**READING PASSAGE:**
Friday, June 05, 2015

"Entourage the Movie": Is this how Hollywood really works with a screenplay like "mine"?


Entourage the Movie” (written and directed by Doug Ellin) is a riot to watch as a macho buddy situation comedy, and it continues the storyline of the HBO series (TV blog, Sept. 15, 2010).
  
Charismatic star Vincent Chase (Adrian Grenier) wants to debut as a director with a horror thriller “Give It Up”, in which Vince morphs into a monster with CGI.  Actually, Vince, lean and agile, looks more like 25 than 38, and is a feast for the eyes.  Gay issues appear as subplots in the movie, as two other characters have a gay wedding as the movie’s epilogue.
  
Vince’s buddies are Eric (Kevin Connolly), Turtle (Johnny Ferrara) and Johnny (Kevin Dillon),  Vince’s brother; and the hardball producer is Ari (Jeremy Piven).
  
Much of the plot concerns a supposed special screening. It is mysteriously stopped when the “projector breaks” and DVD’s are given out instead.  There’s a lot of talk about how the industry works, with agents, investors, and table readings. The attendees at the party have signed a confidentiality agreement.  Does that mean that if I got invited to such a screening, I'd be violating the agreement if I wrote a review of the movie on this blog?  That brings up the "spoiler" issue that isn't discussed as a legal issue much.

**Annotated element listings:**
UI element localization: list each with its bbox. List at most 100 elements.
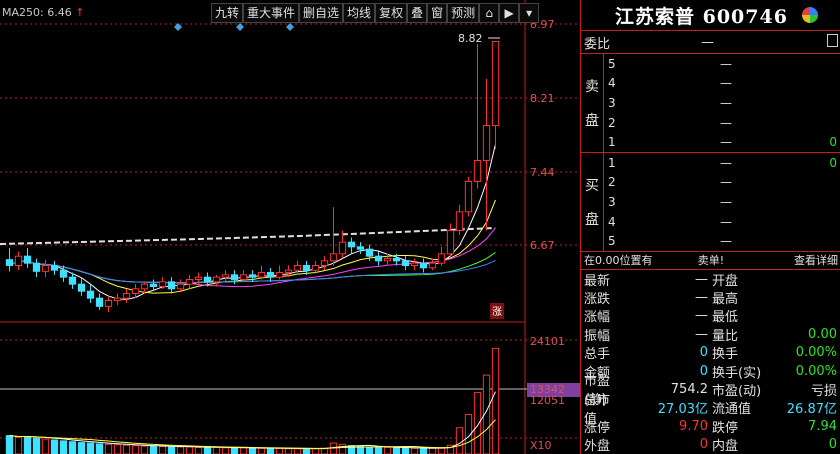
candle-body (293, 265, 302, 271)
buy-level-row: 2— (604, 173, 840, 193)
quote-value: 0.00% (795, 363, 837, 379)
forecast-button[interactable]: 预测 (447, 3, 480, 23)
candle-body (32, 262, 41, 272)
sell-order-text: 卖单! (697, 254, 725, 268)
volume-bar (212, 446, 221, 454)
ma250-label: MA250: 6.46 ↑ (2, 6, 84, 19)
sell-level-index: 5 (608, 56, 616, 71)
overlay-button[interactable]: 叠 (407, 3, 428, 23)
volume-bar (239, 447, 248, 454)
candle-body (158, 281, 167, 288)
remove-watchlist-button[interactable]: 删自选 (299, 3, 344, 23)
title-bar: 江苏索普 600746 (581, 0, 840, 31)
chart-toolbar: 九转 重大事件 删自选 均线 复权 叠 窗 预测 ⌂ ▶ ▾ (211, 3, 540, 23)
price-tick-label: 8.21 (530, 92, 555, 105)
volume-bar (77, 442, 86, 454)
volume-bar (338, 443, 347, 454)
buy-level-volume: 0 (829, 155, 837, 170)
candle-body (5, 259, 14, 266)
quote-row: 涨幅 — 最低 (581, 307, 840, 325)
candle-body (176, 283, 185, 290)
adjust-price-button[interactable]: 复权 (375, 3, 408, 23)
candle-body (86, 290, 95, 299)
sell-level-price: — (720, 115, 732, 130)
volume-bar (59, 440, 68, 454)
candle-body (185, 279, 194, 285)
price-tick-label: 7.44 (530, 166, 555, 179)
quote-row: 外盘 0 内盘 0 (581, 435, 840, 454)
buy-level-price: — (720, 194, 732, 209)
candle-body (140, 283, 149, 290)
sell-level-row: 1 — 0 (604, 132, 840, 152)
quote-value: 0.00 (808, 326, 837, 342)
candle-body (302, 265, 311, 271)
candle-body (311, 265, 320, 271)
candle-body (275, 272, 284, 278)
quote-label: 总手 (584, 347, 611, 363)
window-button[interactable]: 窗 (427, 3, 448, 23)
sell-level-row: 4— (604, 74, 840, 94)
quote-label: 量比 (712, 328, 739, 344)
candle-body (221, 274, 230, 278)
buy-level-row: 1 — 0 (604, 153, 840, 173)
candle-body (131, 288, 140, 295)
quote-value: 7.94 (808, 418, 837, 434)
dropdown-icon[interactable]: ▾ (519, 3, 540, 23)
volume-bar (374, 446, 383, 454)
order-info-bar: 在0.00位置有 卖单! 查看详细 (581, 252, 840, 270)
buy-level-row: 3— (604, 192, 840, 212)
high-price-label: 8.82 (458, 32, 483, 45)
jiuzhuan-button[interactable]: 九转 (211, 3, 244, 23)
candle-body (428, 262, 437, 269)
sell-level-index: 4 (608, 76, 616, 91)
quote-label: 涨幅 (584, 310, 611, 326)
buy-level-index: 1 (608, 155, 616, 170)
volume-bar (194, 446, 203, 454)
volume-bar (284, 448, 293, 454)
forward-icon[interactable]: ▶ (499, 3, 520, 23)
sell-level-index: 2 (608, 115, 616, 130)
weibi-row: 委比 — (581, 31, 840, 54)
limit-up-mark: 涨 (492, 306, 502, 318)
candle-body (50, 265, 59, 271)
buy-level-price: — (720, 234, 732, 249)
volume-tick-label: 24101 (530, 335, 565, 348)
kline-chart[interactable]: 8.978.217.446.678.82涨241011334212051X10 (0, 0, 580, 454)
quote-panel: 江苏索普 600746 委比 — 卖 盘 5—4—3—2—1—0 买 盘 1—0… (580, 0, 840, 454)
quote-value: — (695, 290, 708, 306)
buy-level-price: — (720, 214, 732, 229)
volume-bar (257, 447, 266, 454)
volume-bar (149, 445, 158, 454)
volume-bar (131, 445, 140, 454)
quote-label: 市盈(动) (712, 383, 762, 399)
volume-bar (383, 446, 392, 454)
lock-icon[interactable]: ⌂ (479, 3, 500, 23)
view-detail-link[interactable]: 查看详细 (753, 252, 840, 268)
volume-bar (320, 447, 329, 454)
volume-bar (455, 427, 464, 454)
sell-level-index: 1 (608, 135, 616, 150)
sell-level-row: 3— (604, 93, 840, 113)
volume-bar (392, 447, 401, 454)
volume-bar (68, 441, 77, 454)
volume-bar (248, 447, 257, 454)
volume-bar (203, 446, 212, 454)
volume-bar (185, 446, 194, 454)
checkbox-icon[interactable] (827, 34, 838, 47)
candle-body (149, 283, 158, 287)
candle-body (392, 258, 401, 262)
pie-chart-icon[interactable] (801, 7, 818, 23)
price-tick-label: 6.67 (530, 239, 555, 252)
moving-average-button[interactable]: 均线 (343, 3, 376, 23)
volume-bar (14, 436, 23, 454)
volume-bar (140, 445, 149, 454)
candle-body (419, 262, 428, 269)
candle-body (167, 281, 176, 290)
volume-bar (365, 446, 374, 454)
quote-value: 0 (699, 345, 708, 361)
quote-label: 涨停 (584, 420, 611, 436)
volume-bar (311, 448, 320, 454)
major-events-button[interactable]: 重大事件 (243, 3, 300, 23)
candle-body (113, 297, 122, 301)
quote-row: 涨跌 — 最高 (581, 288, 840, 307)
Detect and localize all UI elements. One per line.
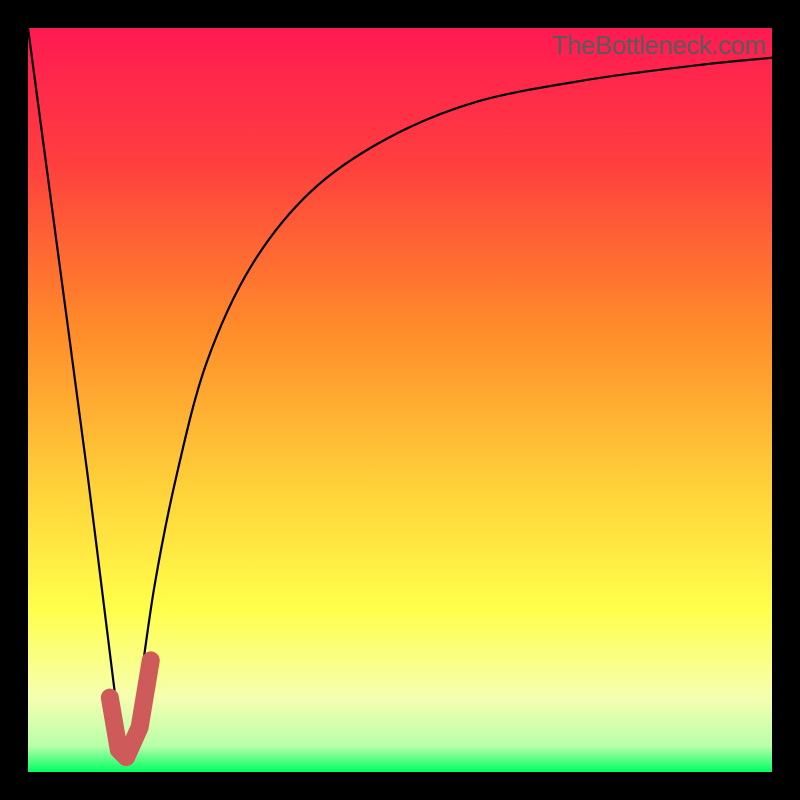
chart-frame: TheBottleneck.com xyxy=(0,0,800,800)
curves-layer xyxy=(28,28,772,772)
recommended-region-marker xyxy=(110,660,151,757)
bottleneck-curve xyxy=(28,28,772,758)
plot-area: TheBottleneck.com xyxy=(28,28,772,772)
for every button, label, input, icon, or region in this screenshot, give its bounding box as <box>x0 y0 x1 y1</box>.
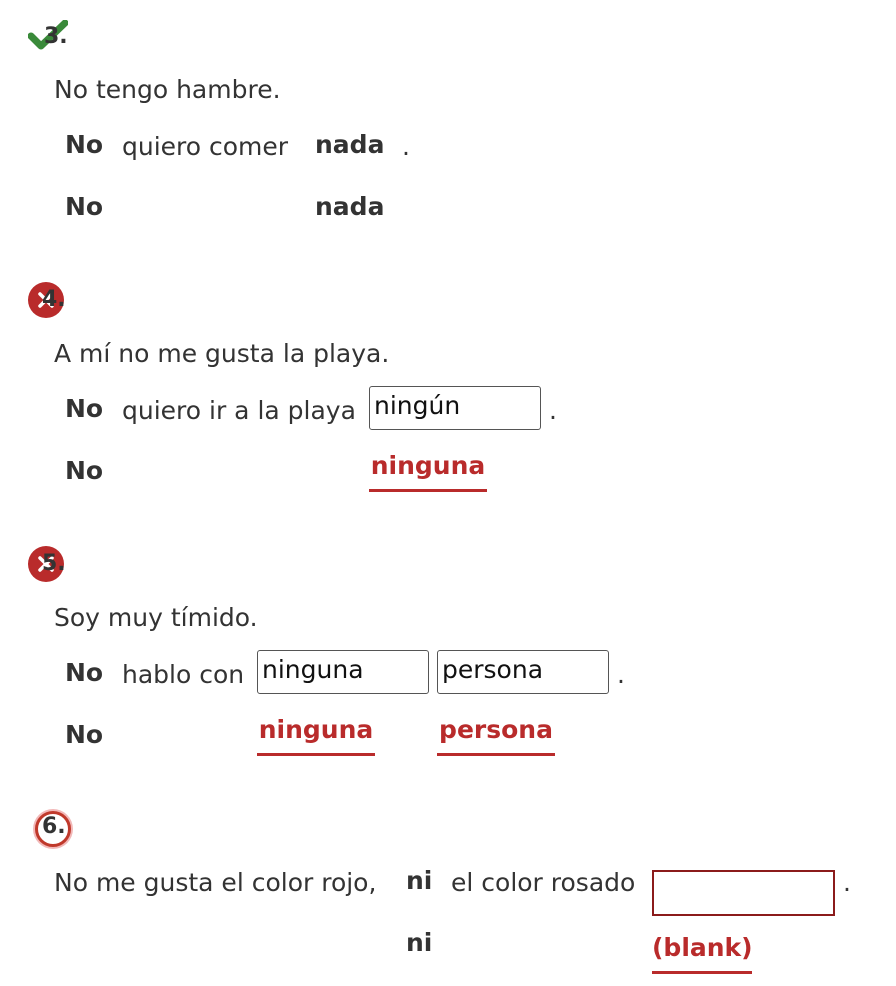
q4-row1-period: . <box>549 396 557 425</box>
q4-answer-input[interactable]: ningún <box>369 386 541 430</box>
q3-row1-period: . <box>402 132 410 161</box>
q3-prompt: No tengo hambre. <box>54 75 281 104</box>
q5-row1-text: hablo con <box>122 660 245 689</box>
q6-row1-period: . <box>843 868 851 897</box>
q6-row1-word-ni: ni <box>406 866 433 895</box>
q3-row1-word-no: No <box>65 130 104 159</box>
q6-row1-text-start: No me gusta el color rojo, <box>54 868 377 897</box>
q4-row2-word-no: No <box>65 456 104 485</box>
question-number-5: 5. <box>42 551 66 576</box>
q6-correct-answer: (blank) <box>652 933 753 974</box>
question-number-6: 6. <box>42 814 66 839</box>
q4-row1-text: quiero ir a la playa <box>122 396 356 425</box>
q6-row1-text-end: el color rosado <box>451 868 636 897</box>
q5-answer-input-2[interactable]: persona <box>437 650 609 694</box>
q6-answer-input[interactable] <box>652 870 835 916</box>
q5-prompt: Soy muy tímido. <box>54 603 258 632</box>
q4-prompt: A mí no me gusta la playa. <box>54 339 390 368</box>
q5-row1-word-no: No <box>65 658 104 687</box>
question-number-4: 4. <box>42 287 66 312</box>
q3-row2-word-no: No <box>65 192 104 221</box>
q5-row1-period: . <box>617 660 625 689</box>
q4-row1-word-no: No <box>65 394 104 423</box>
q5-correct-answer-1: ninguna <box>257 715 375 756</box>
question-number-3: 3. <box>44 24 68 49</box>
q3-row1-word-nada: nada <box>315 130 385 159</box>
q6-row2-word-ni: ni <box>406 928 433 957</box>
q5-correct-answer-2: persona <box>437 715 555 756</box>
q5-row2-word-no: No <box>65 720 104 749</box>
q3-row1-text: quiero comer <box>122 132 289 161</box>
q3-row2-word-nada: nada <box>315 192 385 221</box>
q4-correct-answer: ninguna <box>369 451 487 492</box>
q5-answer-input-1[interactable]: ninguna <box>257 650 429 694</box>
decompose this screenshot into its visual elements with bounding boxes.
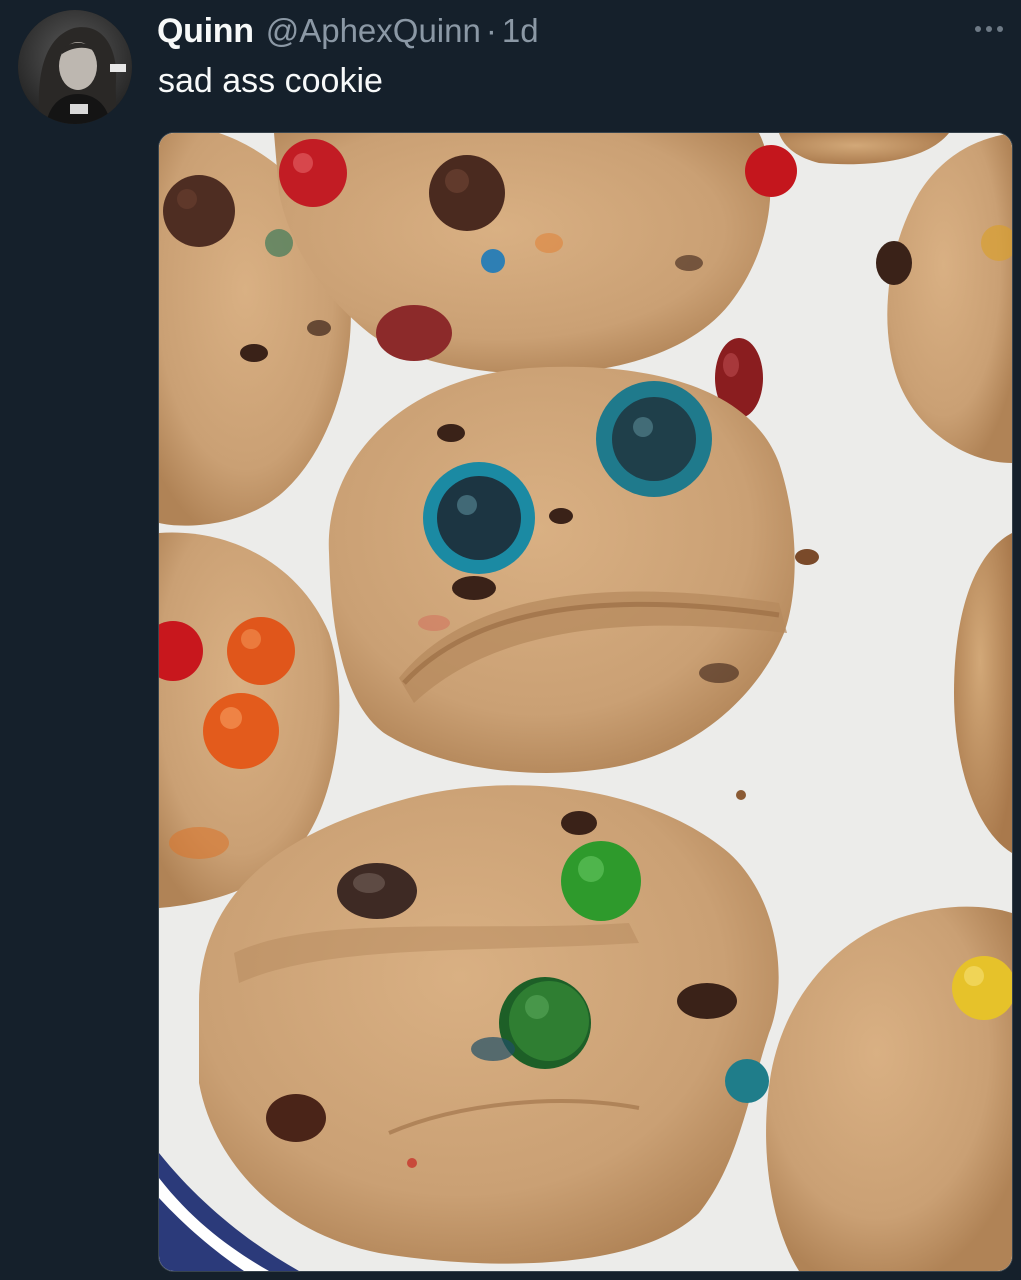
- more-horizontal-icon: [975, 26, 1003, 32]
- tweet-text: sad ass cookie: [158, 62, 383, 100]
- avatar-photo: [18, 10, 132, 124]
- tweet-photo[interactable]: [158, 132, 1013, 1272]
- cookie-photo: [159, 133, 1012, 1271]
- display-name[interactable]: Quinn: [157, 12, 254, 51]
- more-button[interactable]: [971, 14, 1007, 44]
- avatar[interactable]: [18, 10, 132, 124]
- tweet[interactable]: Quinn @AphexQuinn · 1d sad ass cookie: [0, 0, 1021, 1280]
- separator-dot: ·: [485, 12, 497, 49]
- timestamp[interactable]: 1d: [502, 12, 539, 50]
- user-handle[interactable]: @AphexQuinn: [266, 12, 481, 50]
- tweet-header: Quinn @AphexQuinn · 1d: [157, 6, 539, 56]
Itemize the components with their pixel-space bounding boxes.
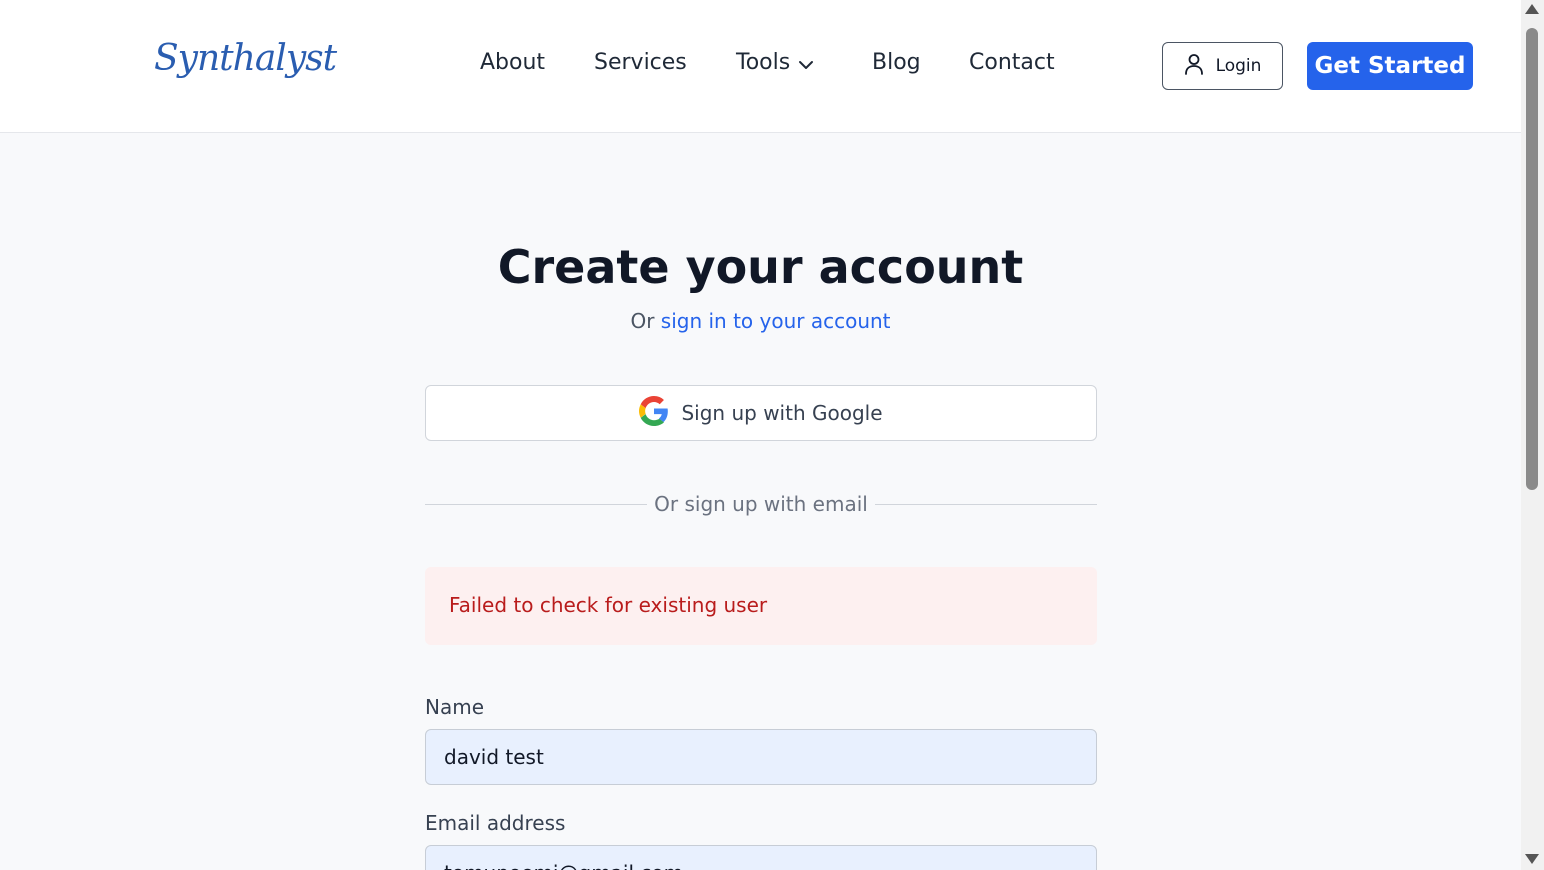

**REQUEST:** Copy the stretch of the Entourage movie review from "Vince’s buddies are" through "Ari (Jeremy Piven).", swapping "hardball producer" for "tough-minded producer". The data are separate from the Entourage movie review.

**EXERCISE RESULT:**
Vince’s buddies are Eric (Kevin Connolly), Turtle (Johnny Ferrara) and Johnny (Kevin Dillon),  Vince’s brother; and the tough-minded producer is Ari (Jeremy Piven).